_INSTRUCTIONS FOR THE TASK_
Return all of the entries exactly as written.

--- Start RECORDS TO USE ---

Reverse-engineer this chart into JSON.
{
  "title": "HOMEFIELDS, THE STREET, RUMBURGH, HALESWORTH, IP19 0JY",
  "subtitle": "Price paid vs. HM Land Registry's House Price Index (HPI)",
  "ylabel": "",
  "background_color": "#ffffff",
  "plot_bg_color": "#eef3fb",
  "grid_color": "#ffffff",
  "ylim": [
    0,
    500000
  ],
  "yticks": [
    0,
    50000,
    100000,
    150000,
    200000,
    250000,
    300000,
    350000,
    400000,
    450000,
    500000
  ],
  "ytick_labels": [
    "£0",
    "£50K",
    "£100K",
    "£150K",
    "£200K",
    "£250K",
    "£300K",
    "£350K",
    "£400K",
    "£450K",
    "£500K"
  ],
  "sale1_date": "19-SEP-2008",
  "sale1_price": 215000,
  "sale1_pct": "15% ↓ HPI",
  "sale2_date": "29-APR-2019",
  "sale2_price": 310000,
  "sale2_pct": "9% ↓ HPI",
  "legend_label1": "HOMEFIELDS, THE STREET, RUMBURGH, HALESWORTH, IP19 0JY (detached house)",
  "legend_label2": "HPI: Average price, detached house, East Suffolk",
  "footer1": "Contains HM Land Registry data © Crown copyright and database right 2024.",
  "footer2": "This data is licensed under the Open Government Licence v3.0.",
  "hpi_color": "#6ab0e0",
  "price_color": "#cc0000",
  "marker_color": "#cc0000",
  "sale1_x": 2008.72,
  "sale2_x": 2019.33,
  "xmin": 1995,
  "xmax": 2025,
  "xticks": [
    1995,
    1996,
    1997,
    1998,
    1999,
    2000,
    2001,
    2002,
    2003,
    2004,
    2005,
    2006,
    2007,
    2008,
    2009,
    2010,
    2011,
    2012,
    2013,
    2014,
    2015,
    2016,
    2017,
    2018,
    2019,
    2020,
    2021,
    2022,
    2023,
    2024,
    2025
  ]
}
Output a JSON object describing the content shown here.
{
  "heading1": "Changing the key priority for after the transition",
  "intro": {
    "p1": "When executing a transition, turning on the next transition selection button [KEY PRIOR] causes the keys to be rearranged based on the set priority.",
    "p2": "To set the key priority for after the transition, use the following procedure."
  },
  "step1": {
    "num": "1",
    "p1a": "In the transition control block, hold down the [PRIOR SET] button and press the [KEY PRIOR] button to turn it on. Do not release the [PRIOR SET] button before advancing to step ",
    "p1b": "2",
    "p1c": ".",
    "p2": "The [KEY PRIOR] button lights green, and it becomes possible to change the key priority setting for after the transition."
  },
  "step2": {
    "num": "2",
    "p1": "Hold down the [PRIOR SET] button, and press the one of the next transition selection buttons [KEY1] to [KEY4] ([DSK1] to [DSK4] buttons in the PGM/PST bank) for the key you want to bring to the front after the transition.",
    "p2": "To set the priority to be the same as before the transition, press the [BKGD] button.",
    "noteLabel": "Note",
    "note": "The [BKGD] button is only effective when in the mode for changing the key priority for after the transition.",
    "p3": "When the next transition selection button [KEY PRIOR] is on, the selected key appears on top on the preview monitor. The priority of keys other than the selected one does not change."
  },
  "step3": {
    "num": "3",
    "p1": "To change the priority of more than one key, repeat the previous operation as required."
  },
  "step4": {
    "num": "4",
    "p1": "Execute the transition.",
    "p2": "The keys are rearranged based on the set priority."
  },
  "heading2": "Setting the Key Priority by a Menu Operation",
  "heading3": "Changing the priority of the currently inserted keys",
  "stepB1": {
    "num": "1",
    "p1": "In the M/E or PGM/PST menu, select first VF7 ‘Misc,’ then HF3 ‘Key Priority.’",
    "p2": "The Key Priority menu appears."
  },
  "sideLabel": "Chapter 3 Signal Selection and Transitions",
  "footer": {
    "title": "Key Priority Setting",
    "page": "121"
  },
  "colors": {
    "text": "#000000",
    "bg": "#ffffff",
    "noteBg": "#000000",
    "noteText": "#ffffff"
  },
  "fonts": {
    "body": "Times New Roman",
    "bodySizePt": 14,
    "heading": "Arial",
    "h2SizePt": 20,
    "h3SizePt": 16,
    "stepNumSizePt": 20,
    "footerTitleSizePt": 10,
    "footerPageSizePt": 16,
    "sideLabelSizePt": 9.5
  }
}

--- End RECORDS TO USE ---

_ANSWER BELOW_
Reverse-engineer this chart into JSON.
{
  "title": "HOMEFIELDS, THE STREET, RUMBURGH, HALESWORTH, IP19 0JY",
  "subtitle": "Price paid vs. HM Land Registry's House Price Index (HPI)",
  "ylabel": "",
  "background_color": "#ffffff",
  "plot_bg_color": "#eef3fb",
  "grid_color": "#ffffff",
  "ylim": [
    0,
    500000
  ],
  "yticks": [
    0,
    50000,
    100000,
    150000,
    200000,
    250000,
    300000,
    350000,
    400000,
    450000,
    500000
  ],
  "ytick_labels": [
    "£0",
    "£50K",
    "£100K",
    "£150K",
    "£200K",
    "£250K",
    "£300K",
    "£350K",
    "£400K",
    "£450K",
    "£500K"
  ],
  "sale1_date": "19-SEP-2008",
  "sale1_price": 215000,
  "sale1_pct": "15% ↓ HPI",
  "sale2_date": "29-APR-2019",
  "sale2_price": 310000,
  "sale2_pct": "9% ↓ HPI",
  "legend_label1": "HOMEFIELDS, THE STREET, RUMBURGH, HALESWORTH, IP19 0JY (detached house)",
  "legend_label2": "HPI: Average price, detached house, East Suffolk",
  "footer1": "Contains HM Land Registry data © Crown copyright and database right 2024.",
  "footer2": "This data is licensed under the Open Government Licence v3.0.",
  "hpi_color": "#6ab0e0",
  "price_color": "#cc0000",
  "marker_color": "#cc0000",
  "sale1_x": 2008.72,
  "sale2_x": 2019.33,
  "xmin": 1995,
  "xmax": 2025,
  "xticks": [
    1995,
    1996,
    1997,
    1998,
    1999,
    2000,
    2001,
    2002,
    2003,
    2004,
    2005,
    2006,
    2007,
    2008,
    2009,
    2010,
    2011,
    2012,
    2013,
    2014,
    2015,
    2016,
    2017,
    2018,
    2019,
    2020,
    2021,
    2022,
    2023,
    2024,
    2025
  ]
}
Output a JSON object describing the content shown here.
{
  "heading1": "Changing the key priority for after the transition",
  "intro": {
    "p1": "When executing a transition, turning on the next transition selection button [KEY PRIOR] causes the keys to be rearranged based on the set priority.",
    "p2": "To set the key priority for after the transition, use the following procedure."
  },
  "step1": {
    "num": "1",
    "p1a": "In the transition control block, hold down the [PRIOR SET] button and press the [KEY PRIOR] button to turn it on. Do not release the [PRIOR SET] button before advancing to step ",
    "p1b": "2",
    "p1c": ".",
    "p2": "The [KEY PRIOR] button lights green, and it becomes possible to change the key priority setting for after the transition."
  },
  "step2": {
    "num": "2",
    "p1": "Hold down the [PRIOR SET] button, and press the one of the next transition selection buttons [KEY1] to [KEY4] ([DSK1] to [DSK4] buttons in the PGM/PST bank) for the key you want to bring to the front after the transition.",
    "p2": "To set the priority to be the same as before the transition, press the [BKGD] button.",
    "noteLabel": "Note",
    "note": "The [BKGD] button is only effective when in the mode for changing the key priority for after the transition.",
    "p3": "When the next transition selection button [KEY PRIOR] is on, the selected key appears on top on the preview monitor. The priority of keys other than the selected one does not change."
  },
  "step3": {
    "num": "3",
    "p1": "To change the priority of more than one key, repeat the previous operation as required."
  },
  "step4": {
    "num": "4",
    "p1": "Execute the transition.",
    "p2": "The keys are rearranged based on the set priority."
  },
  "heading2": "Setting the Key Priority by a Menu Operation",
  "heading3": "Changing the priority of the currently inserted keys",
  "stepB1": {
    "num": "1",
    "p1": "In the M/E or PGM/PST menu, select first VF7 ‘Misc,’ then HF3 ‘Key Priority.’",
    "p2": "The Key Priority menu appears."
  },
  "sideLabel": "Chapter 3 Signal Selection and Transitions",
  "footer": {
    "title": "Key Priority Setting",
    "page": "121"
  },
  "colors": {
    "text": "#000000",
    "bg": "#ffffff",
    "noteBg": "#000000",
    "noteText": "#ffffff"
  },
  "fonts": {
    "body": "Times New Roman",
    "bodySizePt": 14,
    "heading": "Arial",
    "h2SizePt": 20,
    "h3SizePt": 16,
    "stepNumSizePt": 20,
    "footerTitleSizePt": 10,
    "footerPageSizePt": 16,
    "sideLabelSizePt": 9.5
  }
}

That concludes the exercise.